**** Extracted information ****
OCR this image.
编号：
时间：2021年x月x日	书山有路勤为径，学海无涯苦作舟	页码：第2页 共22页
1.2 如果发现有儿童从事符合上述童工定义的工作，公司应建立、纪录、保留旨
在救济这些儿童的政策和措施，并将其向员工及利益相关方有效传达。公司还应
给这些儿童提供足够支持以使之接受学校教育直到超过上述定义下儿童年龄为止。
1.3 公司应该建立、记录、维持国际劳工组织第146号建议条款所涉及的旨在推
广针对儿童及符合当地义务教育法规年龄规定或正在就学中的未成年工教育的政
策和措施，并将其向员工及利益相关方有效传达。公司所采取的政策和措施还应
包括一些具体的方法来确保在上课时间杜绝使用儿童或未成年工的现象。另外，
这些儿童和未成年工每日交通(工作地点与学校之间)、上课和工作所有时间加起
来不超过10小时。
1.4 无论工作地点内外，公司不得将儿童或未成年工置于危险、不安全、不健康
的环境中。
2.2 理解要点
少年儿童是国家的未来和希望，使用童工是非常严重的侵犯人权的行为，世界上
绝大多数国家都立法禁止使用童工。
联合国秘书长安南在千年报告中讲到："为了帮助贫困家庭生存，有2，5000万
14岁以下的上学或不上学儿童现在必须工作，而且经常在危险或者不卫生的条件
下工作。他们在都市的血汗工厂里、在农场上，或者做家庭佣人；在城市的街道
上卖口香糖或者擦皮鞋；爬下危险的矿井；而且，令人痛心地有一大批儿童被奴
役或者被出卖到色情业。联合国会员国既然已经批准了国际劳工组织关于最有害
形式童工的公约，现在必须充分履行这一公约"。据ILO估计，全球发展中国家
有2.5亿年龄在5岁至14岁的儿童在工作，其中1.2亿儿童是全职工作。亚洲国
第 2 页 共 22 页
****
*Task*
Give back each line above precisely as it stands.

*Solution for this problem*
OCR this image.
编号：
时间：2021年x月x日	书山有路勤为径，学海无涯苦作舟	页码：第2页 共22页
1.2 如果发现有儿童从事符合上述童工定义的工作，公司应建立、纪录、保留旨
在救济这些儿童的政策和措施，并将其向员工及利益相关方有效传达。公司还应
给这些儿童提供足够支持以使之接受学校教育直到超过上述定义下儿童年龄为止。
1.3 公司应该建立、记录、维持国际劳工组织第146号建议条款所涉及的旨在推
广针对儿童及符合当地义务教育法规年龄规定或正在就学中的未成年工教育的政
策和措施，并将其向员工及利益相关方有效传达。公司所采取的政策和措施还应
包括一些具体的方法来确保在上课时间杜绝使用儿童或未成年工的现象。另外，
这些儿童和未成年工每日交通(工作地点与学校之间)、上课和工作所有时间加起
来不超过10小时。
1.4 无论工作地点内外，公司不得将儿童或未成年工置于危险、不安全、不健康
的环境中。
2.2 理解要点
少年儿童是国家的未来和希望，使用童工是非常严重的侵犯人权的行为，世界上
绝大多数国家都立法禁止使用童工。
联合国秘书长安南在千年报告中讲到："为了帮助贫困家庭生存，有2，5000万
14岁以下的上学或不上学儿童现在必须工作，而且经常在危险或者不卫生的条件
下工作。他们在都市的血汗工厂里、在农场上，或者做家庭佣人；在城市的街道
上卖口香糖或者擦皮鞋；爬下危险的矿井；而且，令人痛心地有一大批儿童被奴
役或者被出卖到色情业。联合国会员国既然已经批准了国际劳工组织关于最有害
形式童工的公约，现在必须充分履行这一公约"。据ILO估计，全球发展中国家
有2.5亿年龄在5岁至14岁的儿童在工作，其中1.2亿儿童是全职工作。亚洲国
第 2 页 共 22 页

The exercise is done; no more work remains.